▸ **TASK DESCRIPTION**: Print every record below exactly, minus the pictures.

Dataset items
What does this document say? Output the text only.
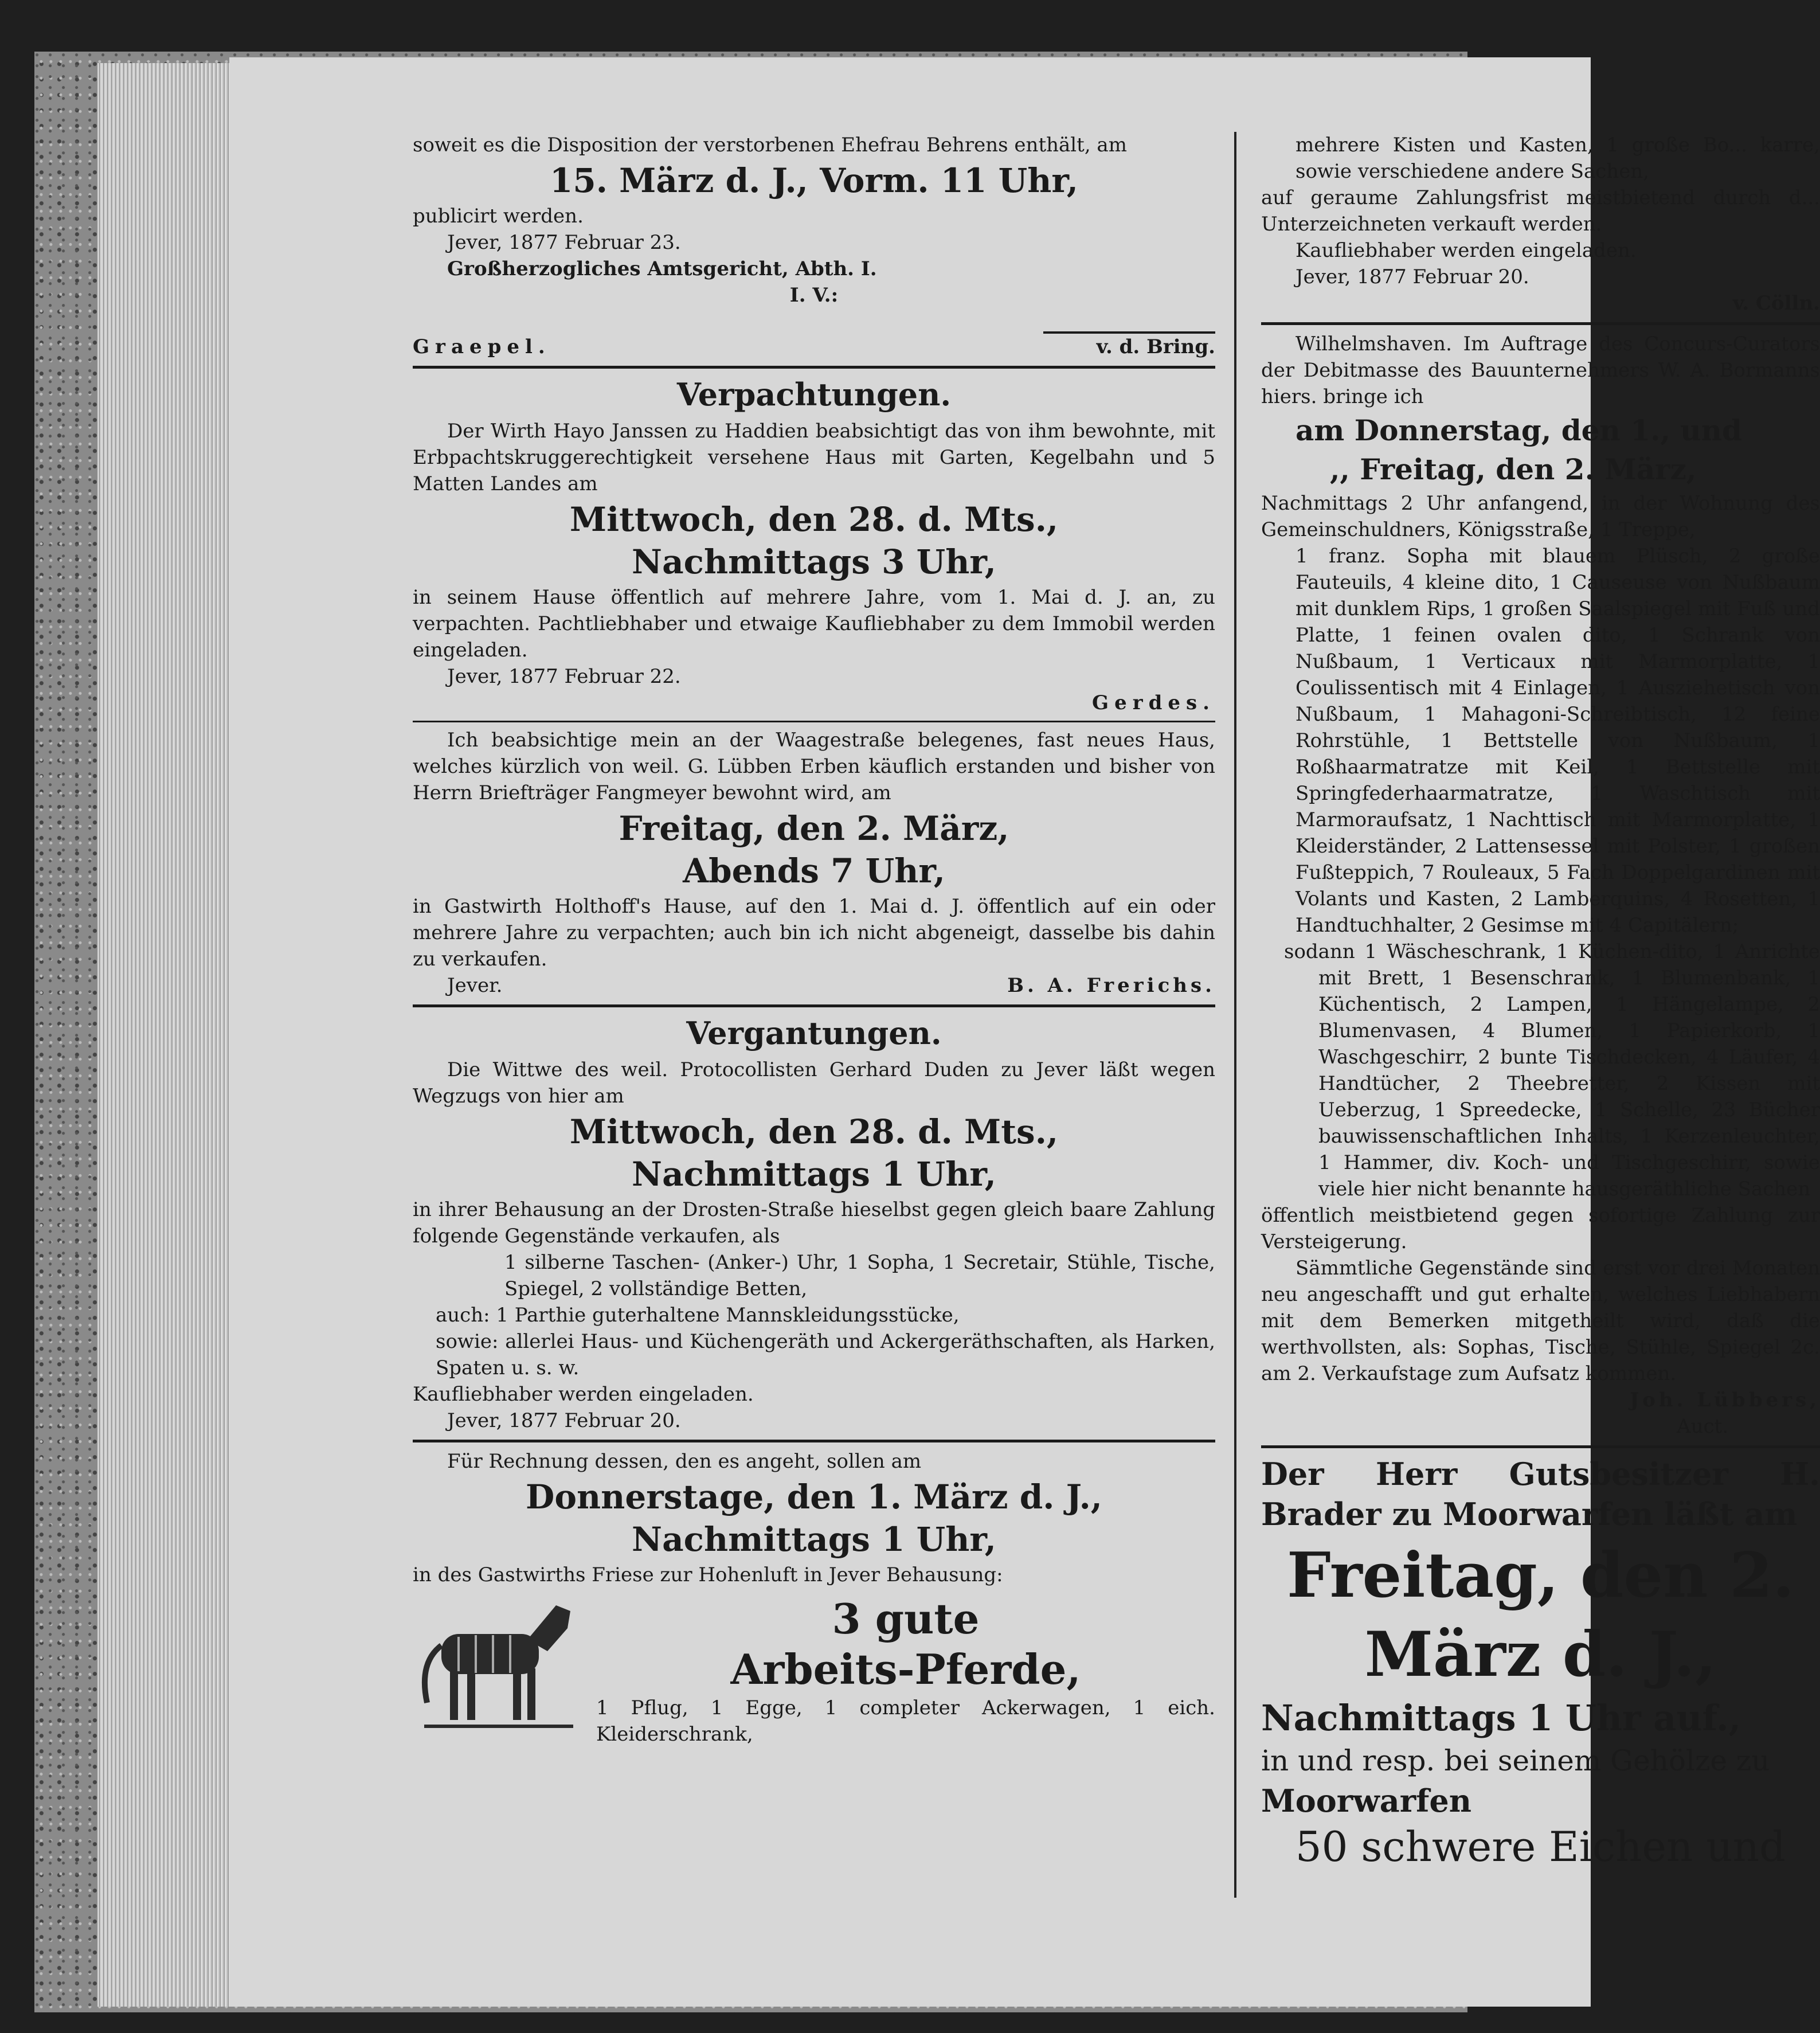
soweit es die Disposition der verstorbenen Ehefrau Behrens enthält, am

15. März d. J., Vorm. 11 Uhr,

publicirt werden.

Jever, 1877 Februar 23.

Großherzogliches Amtsgericht, Abth. I.

I. V.:

Graepel.	v. d. Bring.
Verpachtungen.

Der Wirth Hayo Janssen zu Haddien beabsichtigt das von ihm bewohnte, mit Erbpachtskruggerechtigkeit versehene Haus mit Garten, Kegelbahn und 5 Matten Landes am

Mittwoch, den 28. d. Mts.,
Nachmittags 3 Uhr,

in seinem Hause öffentlich auf mehrere Jahre, vom 1. Mai d. J. an, zu verpachten. Pachtliebhaber und etwaige Kaufliebhaber zu dem Immobil werden eingeladen.

Jever, 1877 Februar 22.

Gerdes.

Ich beabsichtige mein an der Waagestraße belegenes, fast neues Haus, welches kürzlich von weil. G. Lübben Erben käuflich erstanden und bisher von Herrn Briefträger Fangmeyer bewohnt wird, am

Freitag, den 2. März,
Abends 7 Uhr,

in Gastwirth Holthoff's Hause, auf den 1. Mai d. J. öffentlich auf ein oder mehrere Jahre zu verpachten; auch bin ich nicht abgeneigt, dasselbe bis dahin zu verkaufen.

Jever.	B. A. Frerichs.
Vergantungen.

Die Wittwe des weil. Protocollisten Gerhard Duden zu Jever läßt wegen Wegzugs von hier am

Mittwoch, den 28. d. Mts.,
Nachmittags 1 Uhr,

in ihrer Behausung an der Drosten-Straße hieselbst gegen gleich baare Zahlung folgende Gegenstände verkaufen, als

1 silberne Taschen- (Anker-) Uhr, 1 Sopha, 1 Secretair, Stühle, Tische, Spiegel, 2 vollständige Betten,

auch: 1 Parthie guterhaltene Mannskleidungsstücke,

sowie: allerlei Haus- und Küchengeräth und Ackergeräthschaften, als Harken, Spaten u. s. w.

Kaufliebhaber werden eingeladen.

Jever, 1877 Februar 20.

Für Rechnung dessen, den es angeht, sollen am

Donnerstage, den 1. März d. J.,
Nachmittags 1 Uhr,

in des Gastwirths Friese zur Hohenluft in Jever Behausung:

3 gute
Arbeits-Pferde,

1 Pflug, 1 Egge, 1 completer Ackerwagen, 1 eich. Kleiderschrank,

mehrere Kisten und Kasten, 1 große Bo... karre, sowie verschiedene andere Sachen,

auf geraume Zahlungsfrist meistbietend durch d... Unterzeichneten verkauft werden.

Kaufliebhaber werden eingeladen.

Jever, 1877 Februar 20.

v. Cölln.

Wilhelmshaven. Im Auftrage des Concurs-Curators der Debitmasse des Bauunternehmers W. A. Bormanns hiers. bringe ich

am Donnerstag, den 1., und
,, Freitag, den 2. März,

Nachmittags 2 Uhr anfangend, in der Wohnung des Gemeinschuldners, Königsstraße, 1 Treppe,

1 franz. Sopha mit blauem Plüsch, 2 große Fauteuils, 4 kleine dito, 1 Causeuse von Nußbaum mit dunklem Rips, 1 großen Saalspiegel mit Fuß und Platte, 1 feinen ovalen dito, 1 Schrank von Nußbaum, 1 Verticaux mit Marmorplatte, 1 Coulissentisch mit 4 Einlagen, 1 Ausziehetisch von Nußbaum, 1 Mahagoni-Schreibtisch, 12 feine Rohrstühle, 1 Bettstelle von Nußbaum, 1 Roßhaarmatratze mit Keil, 1 Bettstelle mit Springfederhaarmatratze, 1 Waschtisch mit Marmoraufsatz, 1 Nachttisch mit Marmorplatte, 1 Kleiderständer, 2 Lattensessel mit Polster, 1 großen Fußteppich, 7 Rouleaux, 5 Fach Doppelgardinen mit Volants und Kasten, 2 Lamberquins, 4 Rosetten, 1 Handtuchhalter, 2 Gesimse mit 4 Capitälern;

sodann 1 Wäscheschrank, 1 Küchen-dito, 1 Anrichte mit Brett, 1 Besenschrank, 1 Blumenbank, 1 Küchentisch, 2 Lampen, 1 Hängelampe, 2 Blumenvasen, 4 Blumen, 1 Papierkorb, 1 Waschgeschirr, 2 bunte Tischdecken, 4 Läufer, 4 Handtücher, 2 Theebretter, 2 Kissen mit Ueberzug, 1 Spreedecke, 1 Schelle, 23 Bücher bauwissenschaftlichen Inhalts, 1 Kerzenleuchter, 1 Hammer, div. Koch- und Tischgeschirr, sowie viele hier nicht benannte hausgeräthliche Sachen

öffentlich meistbietend gegen sofortige Zahlung zur Versteigerung.

Sämmtliche Gegenstände sind erst vor drei Monaten neu angeschafft und gut erhalten, welches Liebhabern mit dem Bemerken mitgetheilt wird, daß die werthvollsten, als: Sophas, Tische, Stühle, Spiegel 2c. am 2. Verkaufstage zum Aufsatz kommen.

Joh. Lübbers,

Auct.

Der Herr Gutsbesitzer H. Brader zu Moorwarfen läßt am
Freitag, den 2.
März d. J.,
Nachmittags 1 Uhr auf.,
in und resp. bei seinem Gehölze zu
Moorwarfen
50 schwere Eichen und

▸ **ANSWER SPACE**:
What does this document say? Output the text only.
soweit es die Disposition der verstorbenen Ehefrau Behrens enthält, am

15. März d. J., Vorm. 11 Uhr,

publicirt werden.

Jever, 1877 Februar 23.

Großherzogliches Amtsgericht, Abth. I.

I. V.:

Graepel.	v. d. Bring.
Verpachtungen.

Der Wirth Hayo Janssen zu Haddien beabsichtigt das von ihm bewohnte, mit Erbpachtskruggerechtigkeit versehene Haus mit Garten, Kegelbahn und 5 Matten Landes am

Mittwoch, den 28. d. Mts.,
Nachmittags 3 Uhr,

in seinem Hause öffentlich auf mehrere Jahre, vom 1. Mai d. J. an, zu verpachten. Pachtliebhaber und etwaige Kaufliebhaber zu dem Immobil werden eingeladen.

Jever, 1877 Februar 22.

Gerdes.

Ich beabsichtige mein an der Waagestraße belegenes, fast neues Haus, welches kürzlich von weil. G. Lübben Erben käuflich erstanden und bisher von Herrn Briefträger Fangmeyer bewohnt wird, am

Freitag, den 2. März,
Abends 7 Uhr,

in Gastwirth Holthoff's Hause, auf den 1. Mai d. J. öffentlich auf ein oder mehrere Jahre zu verpachten; auch bin ich nicht abgeneigt, dasselbe bis dahin zu verkaufen.

Jever.	B. A. Frerichs.
Vergantungen.

Die Wittwe des weil. Protocollisten Gerhard Duden zu Jever läßt wegen Wegzugs von hier am

Mittwoch, den 28. d. Mts.,
Nachmittags 1 Uhr,

in ihrer Behausung an der Drosten-Straße hieselbst gegen gleich baare Zahlung folgende Gegenstände verkaufen, als

1 silberne Taschen- (Anker-) Uhr, 1 Sopha, 1 Secretair, Stühle, Tische, Spiegel, 2 vollständige Betten,

auch: 1 Parthie guterhaltene Mannskleidungsstücke,

sowie: allerlei Haus- und Küchengeräth und Ackergeräthschaften, als Harken, Spaten u. s. w.

Kaufliebhaber werden eingeladen.

Jever, 1877 Februar 20.

Für Rechnung dessen, den es angeht, sollen am

Donnerstage, den 1. März d. J.,
Nachmittags 1 Uhr,

in des Gastwirths Friese zur Hohenluft in Jever Behausung:

3 gute
Arbeits-Pferde,

1 Pflug, 1 Egge, 1 completer Ackerwagen, 1 eich. Kleiderschrank,

mehrere Kisten und Kasten, 1 große Bo... karre, sowie verschiedene andere Sachen,

auf geraume Zahlungsfrist meistbietend durch d... Unterzeichneten verkauft werden.

Kaufliebhaber werden eingeladen.

Jever, 1877 Februar 20.

v. Cölln.

Wilhelmshaven. Im Auftrage des Concurs-Curators der Debitmasse des Bauunternehmers W. A. Bormanns hiers. bringe ich

am Donnerstag, den 1., und
,, Freitag, den 2. März,

Nachmittags 2 Uhr anfangend, in der Wohnung des Gemeinschuldners, Königsstraße, 1 Treppe,

1 franz. Sopha mit blauem Plüsch, 2 große Fauteuils, 4 kleine dito, 1 Causeuse von Nußbaum mit dunklem Rips, 1 großen Saalspiegel mit Fuß und Platte, 1 feinen ovalen dito, 1 Schrank von Nußbaum, 1 Verticaux mit Marmorplatte, 1 Coulissentisch mit 4 Einlagen, 1 Ausziehetisch von Nußbaum, 1 Mahagoni-Schreibtisch, 12 feine Rohrstühle, 1 Bettstelle von Nußbaum, 1 Roßhaarmatratze mit Keil, 1 Bettstelle mit Springfederhaarmatratze, 1 Waschtisch mit Marmoraufsatz, 1 Nachttisch mit Marmorplatte, 1 Kleiderständer, 2 Lattensessel mit Polster, 1 großen Fußteppich, 7 Rouleaux, 5 Fach Doppelgardinen mit Volants und Kasten, 2 Lamberquins, 4 Rosetten, 1 Handtuchhalter, 2 Gesimse mit 4 Capitälern;

sodann 1 Wäscheschrank, 1 Küchen-dito, 1 Anrichte mit Brett, 1 Besenschrank, 1 Blumenbank, 1 Küchentisch, 2 Lampen, 1 Hängelampe, 2 Blumenvasen, 4 Blumen, 1 Papierkorb, 1 Waschgeschirr, 2 bunte Tischdecken, 4 Läufer, 4 Handtücher, 2 Theebretter, 2 Kissen mit Ueberzug, 1 Spreedecke, 1 Schelle, 23 Bücher bauwissenschaftlichen Inhalts, 1 Kerzenleuchter, 1 Hammer, div. Koch- und Tischgeschirr, sowie viele hier nicht benannte hausgeräthliche Sachen

öffentlich meistbietend gegen sofortige Zahlung zur Versteigerung.

Sämmtliche Gegenstände sind erst vor drei Monaten neu angeschafft und gut erhalten, welches Liebhabern mit dem Bemerken mitgetheilt wird, daß die werthvollsten, als: Sophas, Tische, Stühle, Spiegel 2c. am 2. Verkaufstage zum Aufsatz kommen.

Joh. Lübbers,

Auct.

Der Herr Gutsbesitzer H. Brader zu Moorwarfen läßt am
Freitag, den 2.
März d. J.,
Nachmittags 1 Uhr auf.,
in und resp. bei seinem Gehölze zu
Moorwarfen
50 schwere Eichen und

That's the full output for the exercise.